::: RECORDS SHOWN :::

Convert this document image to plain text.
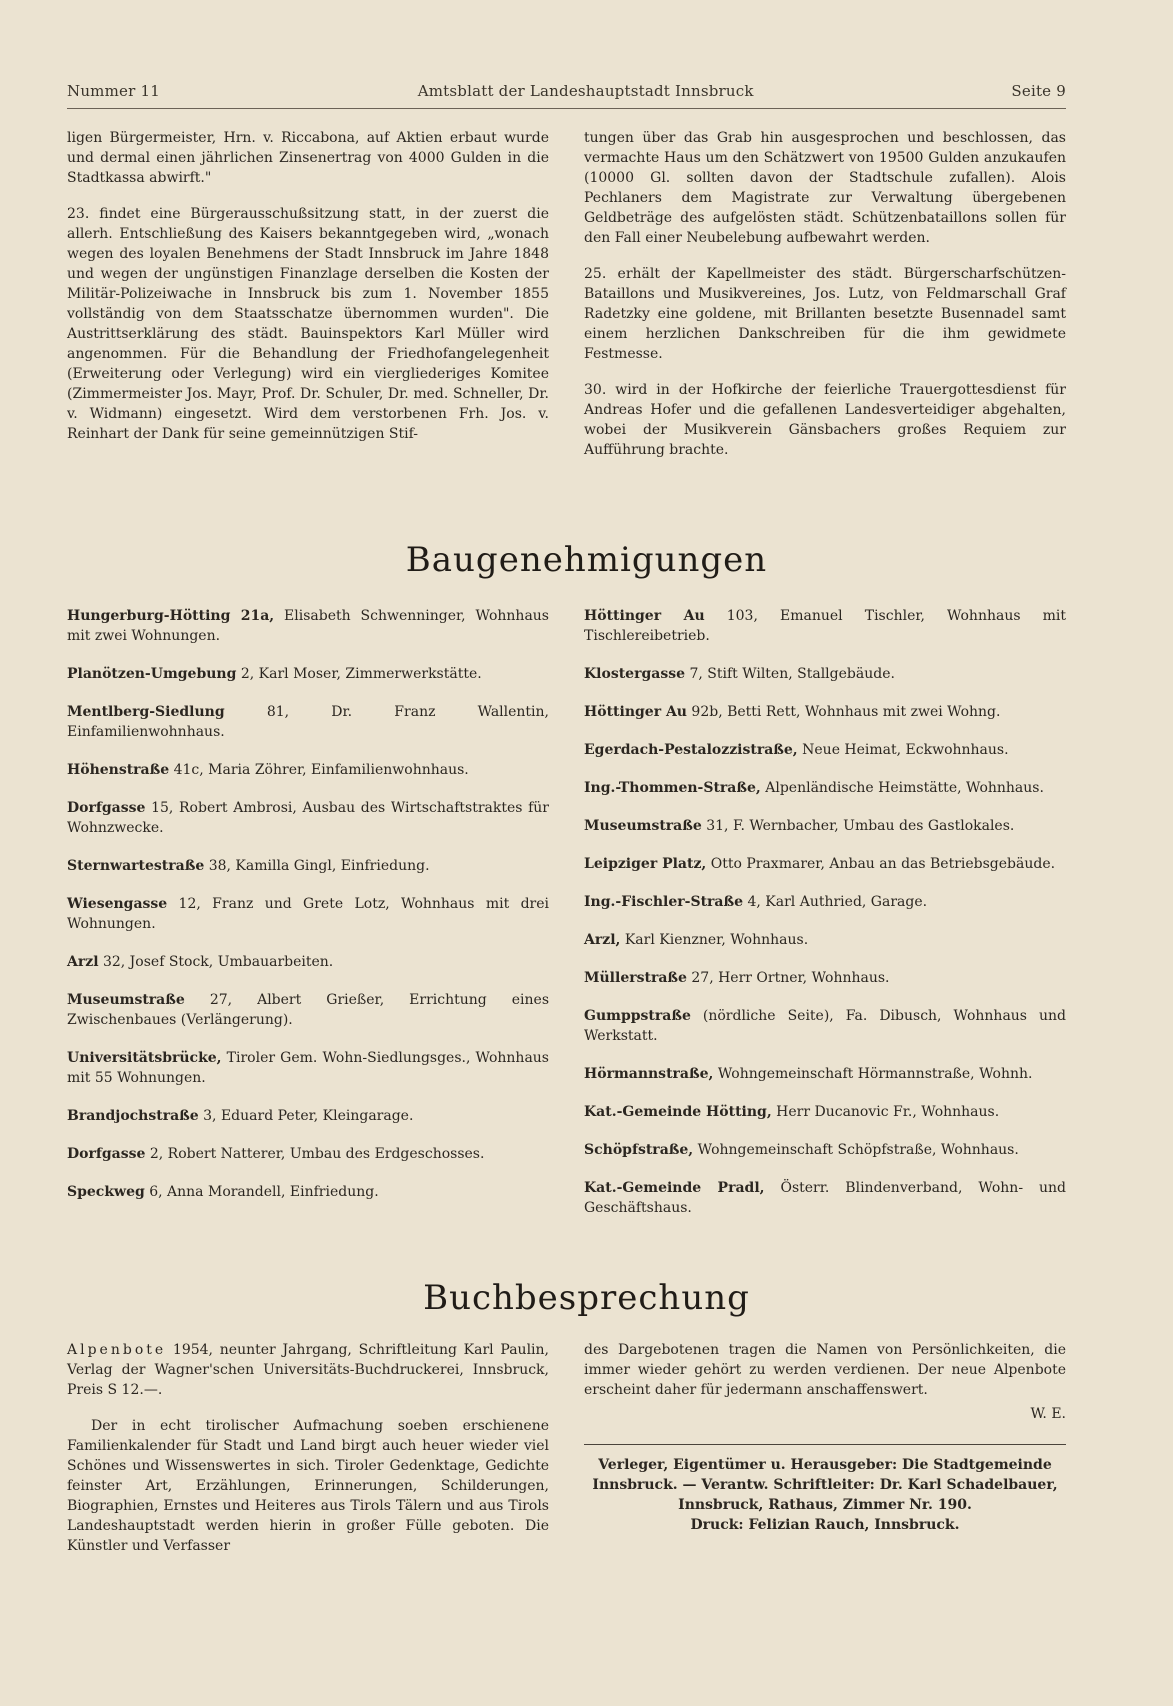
Nummer 11	Amtsblatt der Landeshauptstadt Innsbruck	Seite 9

ligen Bürgermeister, Hrn. v. Riccabona, auf Aktien erbaut wurde und dermal einen jährlichen Zinsenertrag von 4000 Gulden in die Stadtkassa abwirft."

23. findet eine Bürgerausschußsitzung statt, in der zuerst die allerh. Entschließung des Kaisers bekanntgegeben wird, „wonach wegen des loyalen Benehmens der Stadt Innsbruck im Jahre 1848 und wegen der ungünstigen Finanzlage derselben die Kosten der Militär-Polizeiwache in Innsbruck bis zum 1. November 1855 vollständig von dem Staatsschatze übernommen wurden". Die Austrittserklärung des städt. Bauinspektors Karl Müller wird angenommen. Für die Behandlung der Friedhofangelegenheit (Erweiterung oder Verlegung) wird ein viergliederiges Komitee (Zimmermeister Jos. Mayr, Prof. Dr. Schuler, Dr. med. Schneller, Dr. v. Widmann) eingesetzt. Wird dem verstorbenen Frh. Jos. v. Reinhart der Dank für seine gemeinnützigen Stif-

tungen über das Grab hin ausgesprochen und beschlossen, das vermachte Haus um den Schätzwert von 19500 Gulden anzukaufen (10000 Gl. sollten davon der Stadtschule zufallen). Alois Pechlaners dem Magistrate zur Verwaltung übergebenen Geldbeträge des aufgelösten städt. Schützenbataillons sollen für den Fall einer Neubelebung aufbewahrt werden.

25. erhält der Kapellmeister des städt. Bürgerscharfschützen-Bataillons und Musikvereines, Jos. Lutz, von Feldmarschall Graf Radetzky eine goldene, mit Brillanten besetzte Busennadel samt einem herzlichen Dankschreiben für die ihm gewidmete Festmesse.

30. wird in der Hofkirche der feierliche Trauergottesdienst für Andreas Hofer und die gefallenen Landesverteidiger abgehalten, wobei der Musikverein Gänsbachers großes Requiem zur Aufführung brachte.

Baugenehmigungen
Hungerburg-Hötting 21a, Elisabeth Schwenninger, Wohnhaus mit zwei Wohnungen.
Planötzen-Umgebung 2, Karl Moser, Zimmerwerkstätte.
Mentlberg-Siedlung 81, Dr. Franz Wallentin, Einfamilienwohnhaus.
Höhenstraße 41c, Maria Zöhrer, Einfamilienwohnhaus.
Dorfgasse 15, Robert Ambrosi, Ausbau des Wirtschaftstraktes für Wohnzwecke.
Sternwartestraße 38, Kamilla Gingl, Einfriedung.
Wiesengasse 12, Franz und Grete Lotz, Wohnhaus mit drei Wohnungen.
Arzl 32, Josef Stock, Umbauarbeiten.
Museumstraße 27, Albert Grießer, Errichtung eines Zwischenbaues (Verlängerung).
Universitätsbrücke, Tiroler Gem. Wohn-Siedlungsges., Wohnhaus mit 55 Wohnungen.
Brandjochstraße 3, Eduard Peter, Kleingarage.
Dorfgasse 2, Robert Natterer, Umbau des Erdgeschosses.
Speckweg 6, Anna Morandell, Einfriedung.
Höttinger Au 103, Emanuel Tischler, Wohnhaus mit Tischlereibetrieb.
Klostergasse 7, Stift Wilten, Stallgebäude.
Höttinger Au 92b, Betti Rett, Wohnhaus mit zwei Wohng.
Egerdach-Pestalozzistraße, Neue Heimat, Eckwohnhaus.
Ing.-Thommen-Straße, Alpenländische Heimstätte, Wohnhaus.
Museumstraße 31, F. Wernbacher, Umbau des Gastlokales.
Leipziger Platz, Otto Praxmarer, Anbau an das Betriebsgebäude.
Ing.-Fischler-Straße 4, Karl Authried, Garage.
Arzl, Karl Kienzner, Wohnhaus.
Müllerstraße 27, Herr Ortner, Wohnhaus.
Gumppstraße (nördliche Seite), Fa. Dibusch, Wohnhaus und Werkstatt.
Hörmannstraße, Wohngemeinschaft Hörmannstraße, Wohnh.
Kat.-Gemeinde Hötting, Herr Ducanovic Fr., Wohnhaus.
Schöpfstraße, Wohngemeinschaft Schöpfstraße, Wohnhaus.
Kat.-Gemeinde Pradl, Österr. Blindenverband, Wohn- und Geschäftshaus.
Buchbesprechung

Alpenbote 1954, neunter Jahrgang, Schriftleitung Karl Paulin, Verlag der Wagner'schen Universitäts-Buchdruckerei, Innsbruck, Preis S 12.—.

Der in echt tirolischer Aufmachung soeben erschienene Familienkalender für Stadt und Land birgt auch heuer wieder viel Schönes und Wissenswertes in sich. Tiroler Gedenktage, Gedichte feinster Art, Erzählungen, Erinnerungen, Schilderungen, Biographien, Ernstes und Heiteres aus Tirols Tälern und aus Tirols Landeshauptstadt werden hierin in großer Fülle geboten. Die Künstler und Verfasser

des Dargebotenen tragen die Namen von Persönlichkeiten, die immer wieder gehört zu werden verdienen. Der neue Alpenbote erscheint daher für jedermann anschaffenswert.

W. E.
Verleger, Eigentümer u. Herausgeber: Die Stadtgemeinde Innsbruck. — Verantw. Schriftleiter: Dr. Karl Schadelbauer, Innsbruck, Rathaus, Zimmer Nr. 190.
Druck: Felizian Rauch, Innsbruck.
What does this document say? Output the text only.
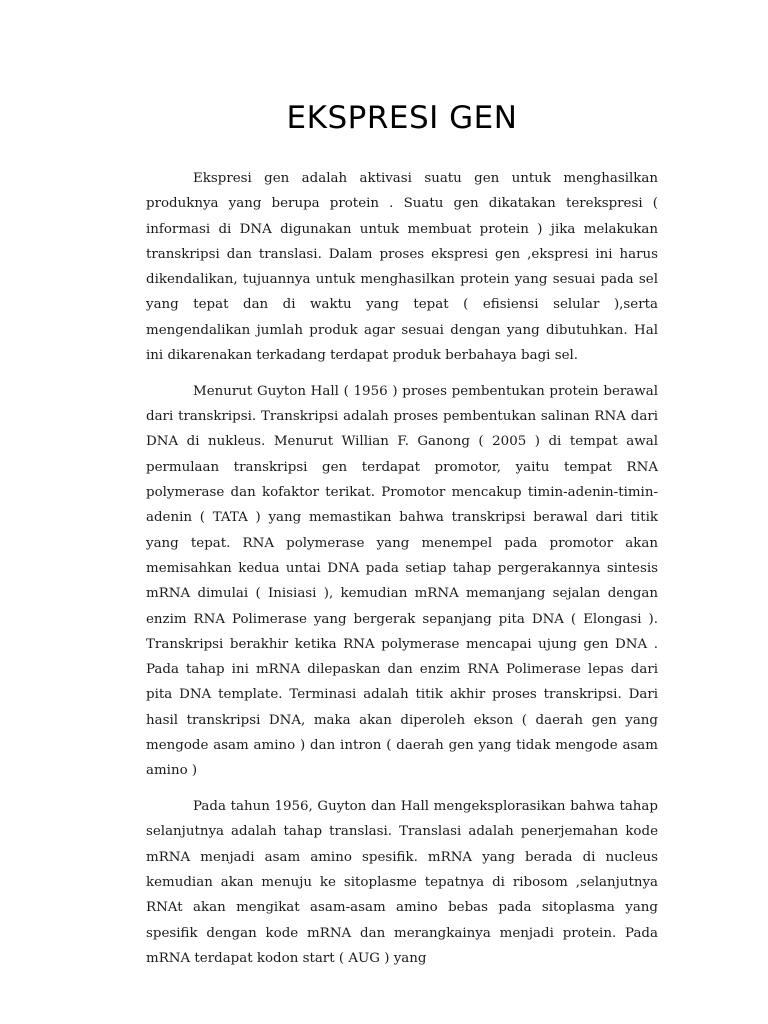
EKSPRESI GEN

Ekspresi gen adalah aktivasi suatu gen untuk menghasilkan produknya yang berupa protein . Suatu gen dikatakan terekspresi ( informasi di DNA digunakan untuk membuat protein ) jika melakukan transkripsi dan translasi. Dalam proses ekspresi gen ,ekspresi ini harus dikendalikan, tujuannya untuk menghasilkan protein yang sesuai pada sel yang tepat dan di waktu yang tepat ( efisiensi selular ),serta mengendalikan jumlah produk agar sesuai dengan yang dibutuhkan. Hal ini dikarenakan terkadang terdapat produk berbahaya bagi sel.

Menurut Guyton Hall ( 1956 ) proses pembentukan protein berawal dari transkripsi. Transkripsi adalah proses pembentukan salinan RNA dari DNA di nukleus. Menurut Willian F. Ganong ( 2005 ) di tempat awal permulaan transkripsi gen terdapat promotor, yaitu tempat RNA polymerase dan kofaktor terikat. Promotor mencakup timin-adenin-timin-adenin ( TATA ) yang memastikan bahwa transkripsi berawal dari titik yang tepat. RNA polymerase yang menempel pada promotor akan memisahkan kedua untai DNA pada setiap tahap pergerakannya sintesis mRNA dimulai ( Inisiasi ), kemudian mRNA memanjang sejalan dengan enzim RNA Polimerase yang bergerak sepanjang pita DNA ( Elongasi ). Transkripsi berakhir ketika RNA polymerase mencapai ujung gen DNA . Pada tahap ini mRNA dilepaskan dan enzim RNA Polimerase lepas dari pita DNA template. Terminasi adalah titik akhir proses transkripsi. Dari hasil transkripsi DNA, maka akan diperoleh ekson ( daerah gen yang mengode asam amino ) dan intron ( daerah gen yang tidak mengode asam amino )

Pada tahun 1956, Guyton dan Hall mengeksplorasikan bahwa tahap selanjutnya adalah tahap translasi. Translasi adalah penerjemahan kode mRNA menjadi asam amino spesifik. mRNA yang berada di nucleus kemudian akan menuju ke sitoplasme tepatnya di ribosom ,selanjutnya RNAt akan mengikat asam-asam amino bebas pada sitoplasma yang spesifik dengan kode mRNA dan merangkainya menjadi protein. Pada mRNA terdapat kodon start ( AUG ) yang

:::

**WHAT TO PRODUCE:**
Each line of the data that has the string "werden" should be returned.

**TASK RESPONSE:**
tungen über das Grab hin ausgesprochen und beschlossen, das vermachte Haus um den Schätzwert von 19500 Gulden anzukaufen (10000 Gl. sollten davon der Stadtschule zufallen). Alois Pechlaners dem Magistrate zur Verwaltung übergebenen Geldbeträge des aufgelösten städt. Schützenbataillons sollen für den Fall einer Neubelebung aufbewahrt werden.
Der in echt tirolischer Aufmachung soeben erschienene Familienkalender für Stadt und Land birgt auch heuer wieder viel Schönes und Wissenswertes in sich. Tiroler Gedenktage, Gedichte feinster Art, Erzählungen, Erinnerungen, Schilderungen, Biographien, Ernstes und Heiteres aus Tirols Tälern und aus Tirols Landeshauptstadt werden hierin in großer Fülle geboten. Die Künstler und Verfasser
des Dargebotenen tragen die Namen von Persönlichkeiten, die immer wieder gehört zu werden verdienen. Der neue Alpenbote erscheint daher für jedermann anschaffenswert.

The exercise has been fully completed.